## THE PROBLEM
What is the number of lines in the entries below that include the word "ylabel"? Provide the number only.

= = = = = = =

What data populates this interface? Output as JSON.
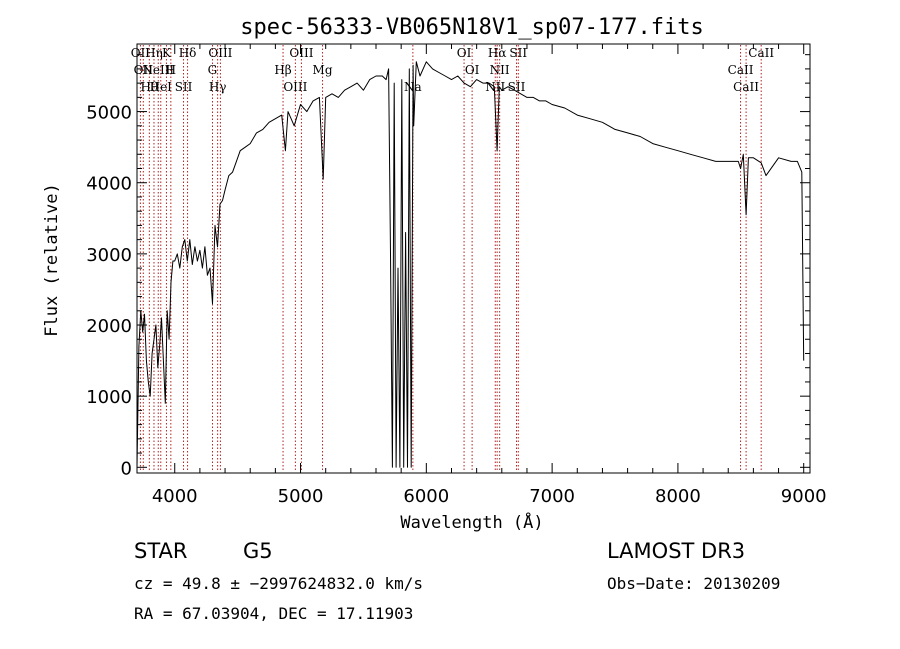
{
  "chart_data": {
    "type": "line",
    "title": "spec-56333-VB065N18V1_sp07-177.fits",
    "xlabel": "Wavelength (Å)",
    "ylabel": "Flux (relative)",
    "xlim": [
      3700,
      9050
    ],
    "ylim": [
      -80,
      5950
    ],
    "xticks": [
      4000,
      5000,
      6000,
      7000,
      8000,
      9000
    ],
    "yticks": [
      0,
      1000,
      2000,
      3000,
      4000,
      5000
    ],
    "grid": false,
    "series": [
      {
        "x": [
          3700,
          3715,
          3730,
          3745,
          3760,
          3775,
          3790,
          3805,
          3820,
          3835,
          3850,
          3865,
          3880,
          3895,
          3910,
          3925,
          3940,
          3955,
          3970,
          3985,
          4000,
          4020,
          4040,
          4060,
          4080,
          4100,
          4120,
          4140,
          4160,
          4180,
          4200,
          4220,
          4240,
          4260,
          4280,
          4300,
          4320,
          4340,
          4360,
          4380,
          4400,
          4430,
          4460,
          4490,
          4520,
          4560,
          4600,
          4650,
          4700,
          4750,
          4800,
          4850,
          4880,
          4900,
          4950,
          5000,
          5050,
          5100,
          5150,
          5180,
          5200,
          5250,
          5300,
          5350,
          5400,
          5450,
          5500,
          5550,
          5600,
          5650,
          5680,
          5700,
          5715,
          5730,
          5745,
          5760,
          5775,
          5790,
          5805,
          5820,
          5835,
          5850,
          5865,
          5880,
          5895,
          5900,
          5920,
          5950,
          6000,
          6050,
          6100,
          6150,
          6200,
          6250,
          6300,
          6350,
          6400,
          6450,
          6500,
          6540,
          6563,
          6580,
          6600,
          6650,
          6700,
          6750,
          6800,
          6850,
          6900,
          6950,
          7000,
          7100,
          7200,
          7300,
          7400,
          7500,
          7600,
          7700,
          7800,
          7900,
          8000,
          8100,
          8200,
          8300,
          8400,
          8480,
          8498,
          8520,
          8542,
          8560,
          8600,
          8662,
          8700,
          8800,
          8900,
          8950,
          8985,
          9000
        ],
        "y": [
          0,
          1700,
          2200,
          1900,
          2150,
          1500,
          1200,
          1000,
          1600,
          1800,
          2000,
          1400,
          1700,
          2100,
          1500,
          900,
          2200,
          1800,
          2600,
          2900,
          2900,
          3000,
          2800,
          3100,
          3200,
          2900,
          3200,
          2850,
          3100,
          2900,
          3050,
          2800,
          3100,
          2700,
          2800,
          2300,
          3400,
          3100,
          3700,
          3750,
          3900,
          4100,
          4150,
          4300,
          4450,
          4500,
          4550,
          4700,
          4750,
          4850,
          4900,
          4950,
          4450,
          5000,
          4800,
          5100,
          5000,
          5150,
          5200,
          4050,
          5200,
          5250,
          5200,
          5300,
          5350,
          5400,
          5300,
          5450,
          5500,
          5500,
          5450,
          5600,
          3000,
          0,
          5400,
          0,
          2800,
          0,
          5450,
          0,
          3300,
          0,
          5600,
          0,
          5650,
          4800,
          5700,
          5500,
          5700,
          5600,
          5550,
          5500,
          5450,
          5500,
          5400,
          5350,
          5450,
          5400,
          5400,
          5350,
          4450,
          5350,
          5300,
          5350,
          5300,
          5250,
          5200,
          5200,
          5150,
          5150,
          5100,
          5050,
          4950,
          4900,
          4850,
          4750,
          4700,
          4650,
          4550,
          4500,
          4450,
          4400,
          4350,
          4300,
          4300,
          4300,
          4200,
          4400,
          3550,
          4350,
          4350,
          4280,
          4100,
          4350,
          4300,
          4300,
          4150,
          1500
        ]
      }
    ],
    "lines": [
      {
        "x": 3727,
        "labels": [
          "OII"
        ]
      },
      {
        "x": 3750,
        "labels": [
          "OII"
        ]
      },
      {
        "x": 3798,
        "labels": [
          "Hθ"
        ]
      },
      {
        "x": 3835,
        "labels": [
          "Hη"
        ]
      },
      {
        "x": 3869,
        "labels": [
          "NeIII"
        ]
      },
      {
        "x": 3889,
        "labels": [
          "HeI"
        ]
      },
      {
        "x": 3934,
        "labels": [
          "K"
        ]
      },
      {
        "x": 3969,
        "labels": [
          "H"
        ]
      },
      {
        "x": 4070,
        "labels": [
          "SII"
        ]
      },
      {
        "x": 4102,
        "labels": [
          "Hδ"
        ]
      },
      {
        "x": 4300,
        "labels": [
          "G"
        ]
      },
      {
        "x": 4341,
        "labels": [
          "Hγ"
        ]
      },
      {
        "x": 4363,
        "labels": [
          "OIII"
        ]
      },
      {
        "x": 4861,
        "labels": [
          "Hβ"
        ]
      },
      {
        "x": 4959,
        "labels": [
          "OIII"
        ]
      },
      {
        "x": 5007,
        "labels": [
          "OIII"
        ]
      },
      {
        "x": 5175,
        "labels": [
          "Mg"
        ]
      },
      {
        "x": 5893,
        "labels": [
          "Na"
        ]
      },
      {
        "x": 6300,
        "labels": [
          "OI"
        ]
      },
      {
        "x": 6364,
        "labels": [
          "OI"
        ]
      },
      {
        "x": 6548,
        "labels": [
          "NII"
        ]
      },
      {
        "x": 6563,
        "labels": [
          "Hα"
        ]
      },
      {
        "x": 6583,
        "labels": [
          "NII"
        ]
      },
      {
        "x": 6717,
        "labels": [
          "SII"
        ]
      },
      {
        "x": 6731,
        "labels": [
          "SII"
        ]
      },
      {
        "x": 8498,
        "labels": [
          "CaII"
        ]
      },
      {
        "x": 8542,
        "labels": [
          "CaII"
        ]
      },
      {
        "x": 8662,
        "labels": [
          "CaII"
        ]
      }
    ],
    "colors": {
      "spectrum": "#000000",
      "lines": "#b22222",
      "axes": "#000000"
    }
  },
  "info": {
    "class_label": "STAR",
    "subclass": "G5",
    "survey": "LAMOST DR3",
    "cz_line": "cz = 49.8 ± −2997624832.0 km/s",
    "obs_date_line": "Obs−Date: 20130209",
    "coords_line": "RA =  67.03904, DEC =  17.11903"
  }
}
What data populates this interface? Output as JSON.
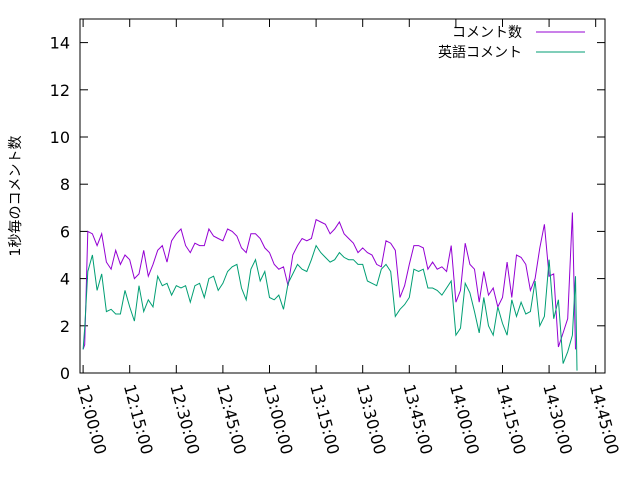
{
  "chart_data": {
    "type": "line",
    "title": "",
    "xlabel": "",
    "ylabel": "1秒毎のコメント数",
    "ylim": [
      0,
      15
    ],
    "yticks": [
      0,
      2,
      4,
      6,
      8,
      10,
      12,
      14
    ],
    "xlim": [
      "11:59:00",
      "14:48:00"
    ],
    "xticks": [
      "12:00:00",
      "12:15:00",
      "12:30:00",
      "12:45:00",
      "13:00:00",
      "13:15:00",
      "13:30:00",
      "13:45:00",
      "14:00:00",
      "14:15:00",
      "14:30:00",
      "14:45:00"
    ],
    "grid": false,
    "legend_position": "top-right",
    "series": [
      {
        "name": "コメント数",
        "color": "#9400d3",
        "points": [
          [
            "12:00:00",
            1.0
          ],
          [
            "12:00:30",
            1.2
          ],
          [
            "12:01:30",
            6.0
          ],
          [
            "12:03:00",
            5.9
          ],
          [
            "12:04:30",
            5.4
          ],
          [
            "12:06:00",
            5.9
          ],
          [
            "12:07:30",
            4.7
          ],
          [
            "12:09:00",
            4.4
          ],
          [
            "12:10:30",
            5.2
          ],
          [
            "12:12:00",
            4.6
          ],
          [
            "12:13:30",
            5.0
          ],
          [
            "12:15:00",
            4.8
          ],
          [
            "12:16:30",
            4.0
          ],
          [
            "12:18:00",
            4.2
          ],
          [
            "12:19:30",
            5.2
          ],
          [
            "12:21:00",
            4.1
          ],
          [
            "12:22:30",
            4.6
          ],
          [
            "12:24:00",
            5.2
          ],
          [
            "12:25:30",
            5.4
          ],
          [
            "12:27:00",
            4.7
          ],
          [
            "12:28:30",
            5.6
          ],
          [
            "12:30:00",
            5.9
          ],
          [
            "12:31:30",
            6.1
          ],
          [
            "12:33:00",
            5.4
          ],
          [
            "12:34:30",
            5.1
          ],
          [
            "12:36:00",
            5.5
          ],
          [
            "12:37:30",
            5.4
          ],
          [
            "12:39:00",
            5.4
          ],
          [
            "12:40:30",
            6.1
          ],
          [
            "12:42:00",
            5.8
          ],
          [
            "12:43:30",
            5.7
          ],
          [
            "12:45:00",
            5.6
          ],
          [
            "12:46:30",
            6.1
          ],
          [
            "12:48:00",
            6.0
          ],
          [
            "12:49:30",
            5.8
          ],
          [
            "12:51:00",
            5.3
          ],
          [
            "12:52:30",
            5.1
          ],
          [
            "12:54:00",
            5.9
          ],
          [
            "12:55:30",
            5.9
          ],
          [
            "12:57:00",
            5.7
          ],
          [
            "12:58:30",
            5.3
          ],
          [
            "13:00:00",
            5.1
          ],
          [
            "13:01:30",
            4.6
          ],
          [
            "13:03:00",
            4.4
          ],
          [
            "13:04:30",
            4.5
          ],
          [
            "13:06:00",
            3.7
          ],
          [
            "13:07:30",
            5.0
          ],
          [
            "13:09:00",
            5.4
          ],
          [
            "13:10:30",
            5.7
          ],
          [
            "13:12:00",
            5.6
          ],
          [
            "13:13:30",
            5.7
          ],
          [
            "13:15:00",
            6.5
          ],
          [
            "13:16:30",
            6.4
          ],
          [
            "13:18:00",
            6.3
          ],
          [
            "13:19:30",
            5.9
          ],
          [
            "13:21:00",
            6.1
          ],
          [
            "13:22:30",
            6.4
          ],
          [
            "13:24:00",
            5.9
          ],
          [
            "13:25:30",
            5.7
          ],
          [
            "13:27:00",
            5.5
          ],
          [
            "13:28:30",
            5.1
          ],
          [
            "13:30:00",
            5.3
          ],
          [
            "13:31:30",
            5.1
          ],
          [
            "13:33:00",
            5.0
          ],
          [
            "13:34:30",
            4.6
          ],
          [
            "13:36:00",
            4.5
          ],
          [
            "13:37:30",
            5.6
          ],
          [
            "13:39:00",
            5.5
          ],
          [
            "13:40:30",
            5.2
          ],
          [
            "13:42:00",
            3.2
          ],
          [
            "13:43:30",
            3.7
          ],
          [
            "13:45:00",
            4.6
          ],
          [
            "13:46:30",
            5.4
          ],
          [
            "13:48:00",
            5.4
          ],
          [
            "13:49:30",
            5.3
          ],
          [
            "13:51:00",
            4.4
          ],
          [
            "13:52:30",
            4.7
          ],
          [
            "13:54:00",
            4.4
          ],
          [
            "13:55:30",
            4.5
          ],
          [
            "13:57:00",
            4.3
          ],
          [
            "13:58:30",
            5.4
          ],
          [
            "14:00:00",
            3.0
          ],
          [
            "14:01:30",
            3.5
          ],
          [
            "14:03:00",
            5.5
          ],
          [
            "14:04:30",
            4.6
          ],
          [
            "14:06:00",
            4.4
          ],
          [
            "14:07:30",
            3.0
          ],
          [
            "14:09:00",
            4.3
          ],
          [
            "14:10:30",
            3.3
          ],
          [
            "14:12:00",
            3.6
          ],
          [
            "14:13:30",
            2.8
          ],
          [
            "14:15:00",
            3.2
          ],
          [
            "14:16:30",
            4.7
          ],
          [
            "14:18:00",
            3.2
          ],
          [
            "14:19:30",
            5.0
          ],
          [
            "14:21:00",
            4.9
          ],
          [
            "14:22:30",
            4.6
          ],
          [
            "14:24:00",
            3.5
          ],
          [
            "14:25:30",
            4.0
          ],
          [
            "14:27:00",
            5.3
          ],
          [
            "14:28:30",
            6.3
          ],
          [
            "14:30:00",
            4.1
          ],
          [
            "14:31:30",
            4.2
          ],
          [
            "14:33:00",
            1.1
          ],
          [
            "14:34:30",
            1.7
          ],
          [
            "14:36:00",
            2.3
          ],
          [
            "14:37:30",
            6.8
          ],
          [
            "14:38:30",
            1.0
          ]
        ]
      },
      {
        "name": "英語コメント",
        "color": "#009e73",
        "points": [
          [
            "12:00:00",
            1.0
          ],
          [
            "12:00:30",
            1.9
          ],
          [
            "12:01:30",
            4.3
          ],
          [
            "12:03:00",
            5.0
          ],
          [
            "12:04:30",
            3.5
          ],
          [
            "12:06:00",
            4.2
          ],
          [
            "12:07:30",
            2.6
          ],
          [
            "12:09:00",
            2.7
          ],
          [
            "12:10:30",
            2.5
          ],
          [
            "12:12:00",
            2.5
          ],
          [
            "12:13:30",
            3.5
          ],
          [
            "12:15:00",
            2.8
          ],
          [
            "12:16:30",
            2.2
          ],
          [
            "12:18:00",
            3.7
          ],
          [
            "12:19:30",
            2.6
          ],
          [
            "12:21:00",
            3.1
          ],
          [
            "12:22:30",
            2.8
          ],
          [
            "12:24:00",
            4.1
          ],
          [
            "12:25:30",
            3.7
          ],
          [
            "12:27:00",
            3.8
          ],
          [
            "12:28:30",
            3.3
          ],
          [
            "12:30:00",
            3.7
          ],
          [
            "12:31:30",
            3.6
          ],
          [
            "12:33:00",
            3.7
          ],
          [
            "12:34:30",
            3.0
          ],
          [
            "12:36:00",
            3.7
          ],
          [
            "12:37:30",
            3.8
          ],
          [
            "12:39:00",
            3.2
          ],
          [
            "12:40:30",
            4.0
          ],
          [
            "12:42:00",
            4.1
          ],
          [
            "12:43:30",
            3.5
          ],
          [
            "12:45:00",
            3.8
          ],
          [
            "12:46:30",
            4.3
          ],
          [
            "12:48:00",
            4.5
          ],
          [
            "12:49:30",
            4.6
          ],
          [
            "12:51:00",
            3.6
          ],
          [
            "12:52:30",
            3.1
          ],
          [
            "12:54:00",
            4.4
          ],
          [
            "12:55:30",
            4.8
          ],
          [
            "12:57:00",
            3.9
          ],
          [
            "12:58:30",
            4.3
          ],
          [
            "13:00:00",
            3.2
          ],
          [
            "13:01:30",
            3.1
          ],
          [
            "13:03:00",
            3.3
          ],
          [
            "13:04:30",
            2.7
          ],
          [
            "13:06:00",
            3.8
          ],
          [
            "13:07:30",
            4.2
          ],
          [
            "13:09:00",
            4.6
          ],
          [
            "13:10:30",
            4.4
          ],
          [
            "13:12:00",
            4.3
          ],
          [
            "13:13:30",
            4.8
          ],
          [
            "13:15:00",
            5.4
          ],
          [
            "13:16:30",
            5.1
          ],
          [
            "13:18:00",
            4.9
          ],
          [
            "13:19:30",
            4.7
          ],
          [
            "13:21:00",
            4.8
          ],
          [
            "13:22:30",
            5.1
          ],
          [
            "13:24:00",
            4.9
          ],
          [
            "13:25:30",
            4.8
          ],
          [
            "13:27:00",
            4.8
          ],
          [
            "13:28:30",
            4.6
          ],
          [
            "13:30:00",
            4.6
          ],
          [
            "13:31:30",
            3.9
          ],
          [
            "13:33:00",
            3.8
          ],
          [
            "13:34:30",
            3.7
          ],
          [
            "13:36:00",
            4.4
          ],
          [
            "13:37:30",
            4.6
          ],
          [
            "13:39:00",
            4.3
          ],
          [
            "13:40:30",
            2.4
          ],
          [
            "13:42:00",
            2.7
          ],
          [
            "13:43:30",
            2.9
          ],
          [
            "13:45:00",
            3.2
          ],
          [
            "13:46:30",
            4.4
          ],
          [
            "13:48:00",
            4.3
          ],
          [
            "13:49:30",
            4.4
          ],
          [
            "13:51:00",
            3.6
          ],
          [
            "13:52:30",
            3.6
          ],
          [
            "13:54:00",
            3.5
          ],
          [
            "13:55:30",
            3.3
          ],
          [
            "13:57:00",
            3.6
          ],
          [
            "13:58:30",
            3.9
          ],
          [
            "14:00:00",
            1.6
          ],
          [
            "14:01:30",
            1.9
          ],
          [
            "14:03:00",
            3.8
          ],
          [
            "14:04:30",
            3.4
          ],
          [
            "14:06:00",
            2.6
          ],
          [
            "14:07:30",
            1.7
          ],
          [
            "14:09:00",
            3.2
          ],
          [
            "14:10:30",
            2.0
          ],
          [
            "14:12:00",
            1.6
          ],
          [
            "14:13:30",
            2.8
          ],
          [
            "14:15:00",
            2.1
          ],
          [
            "14:16:30",
            1.6
          ],
          [
            "14:18:00",
            3.1
          ],
          [
            "14:19:30",
            2.4
          ],
          [
            "14:21:00",
            3.0
          ],
          [
            "14:22:30",
            2.5
          ],
          [
            "14:24:00",
            2.6
          ],
          [
            "14:25:30",
            3.9
          ],
          [
            "14:27:00",
            2.0
          ],
          [
            "14:28:30",
            2.4
          ],
          [
            "14:30:00",
            4.8
          ],
          [
            "14:31:30",
            2.3
          ],
          [
            "14:33:00",
            3.1
          ],
          [
            "14:34:30",
            0.4
          ],
          [
            "14:36:00",
            0.9
          ],
          [
            "14:37:30",
            1.6
          ],
          [
            "14:38:30",
            4.1
          ],
          [
            "14:39:00",
            0.1
          ]
        ]
      }
    ]
  }
}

= = = = = = =

## ANSWER FOR THE TASK
2